--- REQUIREMENTS ---
Lines containing the string "will" are to be collected in full.

--- AVAILABLE RECORDS ---
::::
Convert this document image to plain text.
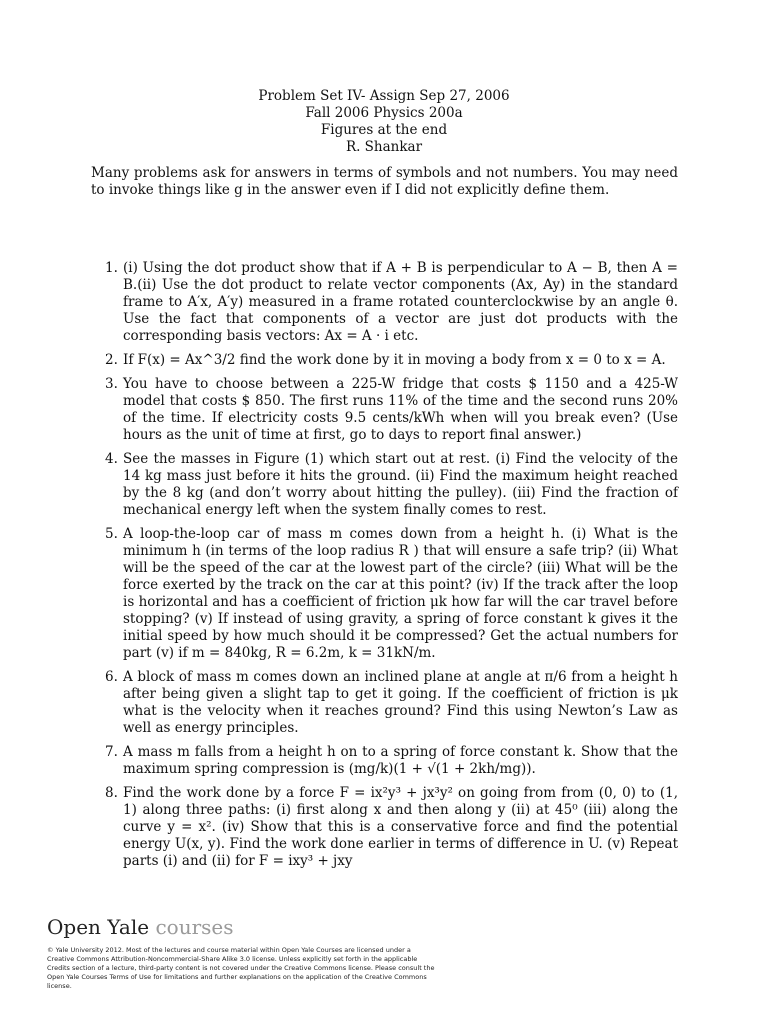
Problem Set IV- Assign Sep 27, 2006
Fall 2006 Physics 200a
Figures at the end
R. Shankar
Many problems ask for answers in terms of symbols and not numbers. You may need to invoke things like g in the answer even if I did not explicitly define them.
1. (i) Using the dot product show that if A + B is perpendicular to A − B, then A = B.(ii) Use the dot product to relate vector components (Ax, Ay) in the standard frame to A′x, A′y) measured in a frame rotated counterclockwise by an angle θ. Use the fact that components of a vector are just dot products with the corresponding basis vectors: Ax = A · i etc.
2. If F(x) = Ax^3/2 find the work done by it in moving a body from x = 0 to x = A.
3. You have to choose between a 225-W fridge that costs $ 1150 and a 425-W model that costs $ 850. The first runs 11% of the time and the second runs 20% of the time. If electricity costs 9.5 cents/kWh when will you break even? (Use hours as the unit of time at first, go to days to report final answer.)
4. See the masses in Figure (1) which start out at rest. (i) Find the velocity of the 14 kg mass just before it hits the ground. (ii) Find the maximum height reached by the 8 kg (and don’t worry about hitting the pulley). (iii) Find the fraction of mechanical energy left when the system finally comes to rest.
5. A loop-the-loop car of mass m comes down from a height h. (i) What is the minimum h (in terms of the loop radius R ) that will ensure a safe trip? (ii) What will be the speed of the car at the lowest part of the circle? (iii) What will be the force exerted by the track on the car at this point? (iv) If the track after the loop is horizontal and has a coefficient of friction μk how far will the car travel before stopping? (v) If instead of using gravity, a spring of force constant k gives it the initial speed by how much should it be compressed? Get the actual numbers for part (v) if m = 840kg, R = 6.2m, k = 31kN/m.
6. A block of mass m comes down an inclined plane at angle at π/6 from a height h after being given a slight tap to get it going. If the coefficient of friction is μk what is the velocity when it reaches ground? Find this using Newton’s Law as well as energy principles.
7. A mass m falls from a height h on to a spring of force constant k. Show that the maximum spring compression is (mg/k)(1 + √(1 + 2kh/mg)).
8. Find the work done by a force F = ix²y³ + jx³y² on going from from (0, 0) to (1, 1) along three paths: (i) first along x and then along y (ii) at 45⁰ (iii) along the curve y = x². (iv) Show that this is a conservative force and find the potential energy U(x, y). Find the work done earlier in terms of difference in U. (v) Repeat parts (i) and (ii) for F = ixy³ + jxy
Open Yale courses
© Yale University 2012. Most of the lectures and course material within Open Yale Courses are licensed under a Creative Commons Attribution-Noncommercial-Share Alike 3.0 license. Unless explicitly set forth in the applicable Credits section of a lecture, third-party content is not covered under the Creative Commons license. Please consult the Open Yale Courses Terms of Use for limitations and further explanations on the application of the Creative Commons license.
::::
--- EXERCISE OUTPUT ---
3. You have to choose between a 225-W fridge that costs $ 1150 and a 425-W model that costs $ 850. The first runs 11% of the time and the second runs 20% of the time. If electricity costs 9.5 cents/kWh when will you break even? (Use hours as the unit of time at first, go to days to report final answer.)
5. A loop-the-loop car of mass m comes down from a height h. (i) What is the minimum h (in terms of the loop radius R ) that will ensure a safe trip? (ii) What will be the speed of the car at the lowest part of the circle? (iii) What will be the force exerted by the track on the car at this point? (iv) If the track after the loop is horizontal and has a coefficient of friction μk how far will the car travel before stopping? (v) If instead of using gravity, a spring of force constant k gives it the initial speed by how much should it be compressed? Get the actual numbers for part (v) if m = 840kg, R = 6.2m, k = 31kN/m.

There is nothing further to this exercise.